*PROBLEM:* In the data below, find every line with the string "CEDULA" and pull it out.
— start of DATASET RECORDS —
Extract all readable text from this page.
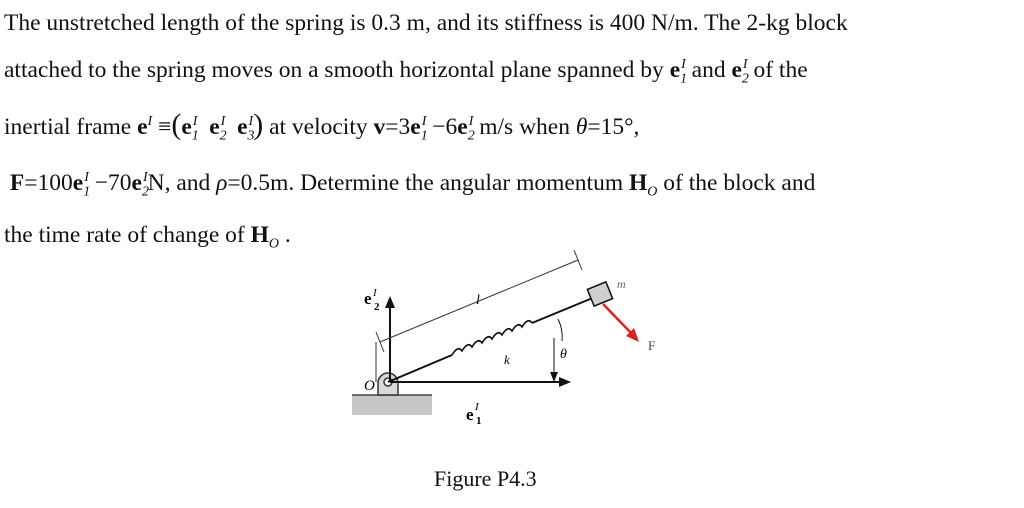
The unstretched length of the spring is 0.3 m, and its stiffness is 400 N/m. The 2-kg block

attached to the spring moves on a smooth horizontal plane spanned by $e_1^I$ and $e_2^I$ of the

inertial frame $e^I \equiv(e_1^I$ $e_2^I$ $e_3^I$) at velocity $v=3e_1^I -6e_2^I$ m/s when θ=15°,

$F=100e_1^I -70e_2^IN$, and ρ=0.5m. Determine the angular momentum $H_O$ of the block and

the time rate of change of $H_O$ .

O
e I
2
e I
1
l
k
m
F
θ
Figure P4.3
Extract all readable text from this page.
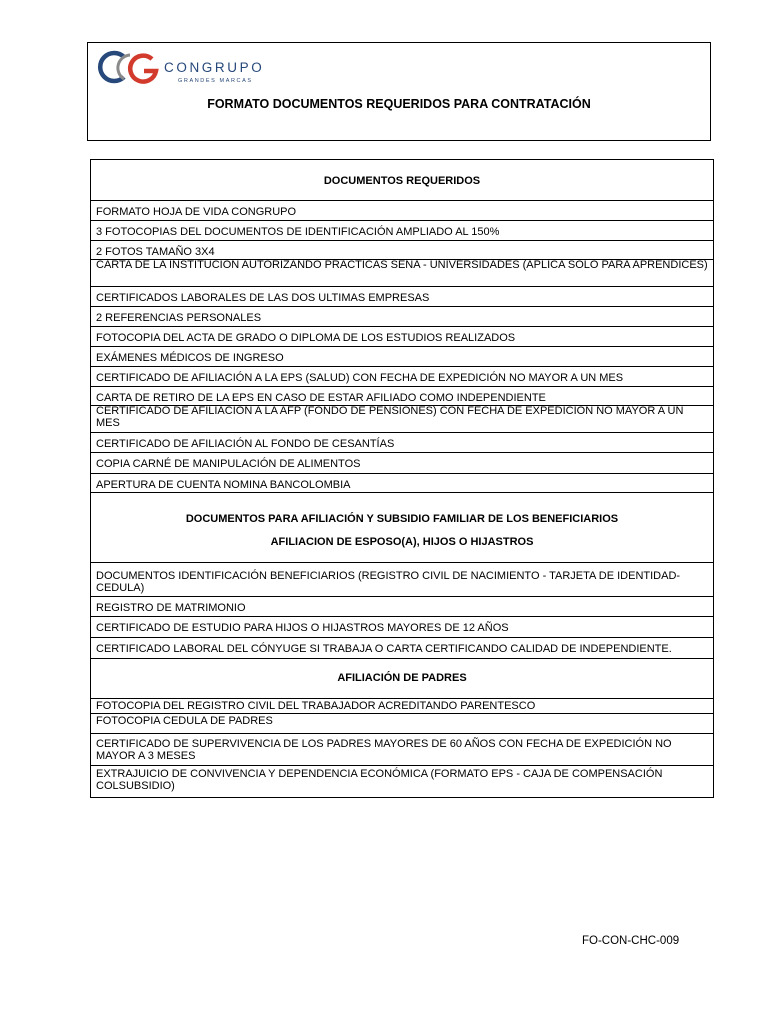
CONGRUPO
GRANDES MARCAS
FORMATO DOCUMENTOS REQUERIDOS PARA CONTRATACIÓN
DOCUMENTOS REQUERIDOS
FORMATO HOJA DE VIDA CONGRUPO
3 FOTOCOPIAS DEL DOCUMENTOS DE IDENTIFICACIÓN AMPLIADO AL 150%
2 FOTOS TAMAÑO 3X4
CARTA DE LA INSTITUCION AUTORIZANDO PRACTICAS SENA - UNIVERSIDADES (APLICA SOLO PARA APRENDICES)
CERTIFICADOS LABORALES DE LAS DOS ULTIMAS EMPRESAS
2 REFERENCIAS PERSONALES
FOTOCOPIA DEL ACTA DE GRADO O DIPLOMA DE LOS ESTUDIOS REALIZADOS
EXÁMENES MÉDICOS DE INGRESO
CERTIFICADO DE AFILIACIÓN A LA EPS (SALUD) CON FECHA DE EXPEDICIÓN NO MAYOR A UN MES
CARTA DE RETIRO DE LA EPS EN CASO DE ESTAR AFILIADO COMO INDEPENDIENTE
CERTIFICADO DE AFILIACION A LA AFP (FONDO DE PENSIONES) CON FECHA DE EXPEDICION NO MAYOR A UN MES
CERTIFICADO DE AFILIACIÓN AL FONDO DE CESANTÍAS
COPIA CARNÉ DE MANIPULACIÓN DE ALIMENTOS
APERTURA DE CUENTA NOMINA BANCOLOMBIA
DOCUMENTOS PARA AFILIACIÓN Y SUBSIDIO FAMILIAR DE LOS BENEFICIARIOS
AFILIACION DE ESPOSO(A), HIJOS O HIJASTROS
DOCUMENTOS IDENTIFICACIÓN BENEFICIARIOS (REGISTRO CIVIL DE NACIMIENTO - TARJETA DE IDENTIDAD- CEDULA)
REGISTRO DE MATRIMONIO
CERTIFICADO DE ESTUDIO PARA HIJOS O HIJASTROS MAYORES DE 12 AÑOS
CERTIFICADO LABORAL DEL CÓNYUGE SI TRABAJA O CARTA CERTIFICANDO CALIDAD DE INDEPENDIENTE.
AFILIACIÓN DE PADRES
FOTOCOPIA DEL REGISTRO CIVIL DEL TRABAJADOR ACREDITANDO PARENTESCO
FOTOCOPIA CEDULA DE PADRES
CERTIFICADO DE SUPERVIVENCIA DE LOS PADRES MAYORES DE 60 AÑOS CON FECHA DE EXPEDICIÓN NO MAYOR A 3 MESES
EXTRAJUICIO DE CONVIVENCIA Y DEPENDENCIA ECONÓMICA (FORMATO EPS - CAJA DE COMPENSACIÓN COLSUBSIDIO)
FO-CON-CHC-009
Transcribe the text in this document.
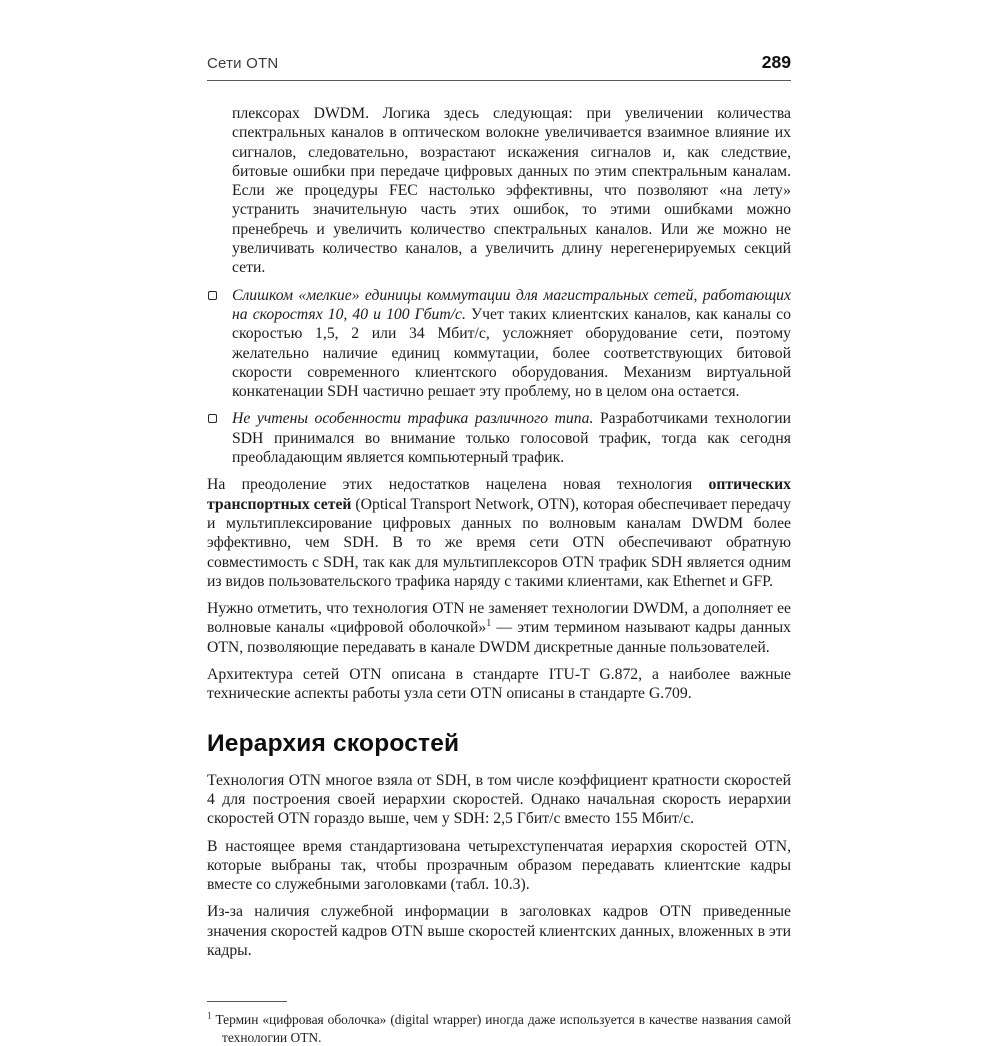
Сети OTN	289

плексорах DWDM. Логика здесь следующая: при увеличении количества спектральных каналов в оптическом волокне увеличивается взаимное влияние их сигналов, следовательно, возрастают искажения сигналов и, как следствие, битовые ошибки при передаче цифровых данных по этим спектральным каналам. Если же процедуры FEC настолько эффективны, что позволяют «на лету» устранить значительную часть этих ошибок, то этими ошибками можно пренебречь и увеличить количество спектральных каналов. Или же можно не увеличивать количество каналов, а увеличить длину нерегенерируемых секций сети.

Слишком «мелкие» единицы коммутации для магистральных сетей, работающих на скоростях 10, 40 и 100 Гбит/с. Учет таких клиентских каналов, как каналы со скоростью 1,5, 2 или 34 Мбит/с, усложняет оборудование сети, поэтому желательно наличие единиц коммутации, более соответствующих битовой скорости современного клиентского оборудования. Механизм виртуальной конкатенации SDH частично решает эту проблему, но в целом она остается.

Не учтены особенности трафика различного типа. Разработчиками технологии SDH принимался во внимание только голосовой трафик, тогда как сегодня преобладающим является компьютерный трафик.

На преодоление этих недостатков нацелена новая технология оптических транспортных сетей (Optical Transport Network, OTN), которая обеспечивает передачу и мультиплексирование цифровых данных по волновым каналам DWDM более эффективно, чем SDH. В то же время сети OTN обеспечивают обратную совместимость с SDH, так как для мультиплексоров OTN трафик SDH является одним из видов пользовательского трафика наряду с такими клиентами, как Ethernet и GFP.

Нужно отметить, что технология OTN не заменяет технологии DWDM, а дополняет ее волновые каналы «цифровой оболочкой»$^1$ — этим термином называют кадры данных OTN, позволяющие передавать в канале DWDM дискретные данные пользователей.

Архитектура сетей OTN описана в стандарте ITU-T G.872, а наиболее важные технические аспекты работы узла сети OTN описаны в стандарте G.709.

Иерархия скоростей

Технология OTN многое взяла от SDH, в том числе коэффициент кратности скоростей 4 для построения своей иерархии скоростей. Однако начальная скорость иерархии скоростей OTN гораздо выше, чем у SDH: 2,5 Гбит/с вместо 155 Мбит/с.

В настоящее время стандартизована четырехступенчатая иерархия скоростей OTN, которые выбраны так, чтобы прозрачным образом передавать клиентские кадры вместе со служебными заголовками (табл. 10.3).

Из-за наличия служебной информации в заголовках кадров OTN приведенные значения скоростей кадров OTN выше скоростей клиентских данных, вложенных в эти кадры.

$^1$ Термин «цифровая оболочка» (digital wrapper) иногда даже используется в качестве названия самой технологии OTN.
— end of DATASET RECORDS —
*ANSWER TO THE EXERCISE:*
DOCUMENTOS IDENTIFICACIÓN BENEFICIARIOS (REGISTRO CIVIL DE NACIMIENTO - TARJETA DE IDENTIDAD- CEDULA)
FOTOCOPIA CEDULA DE PADRES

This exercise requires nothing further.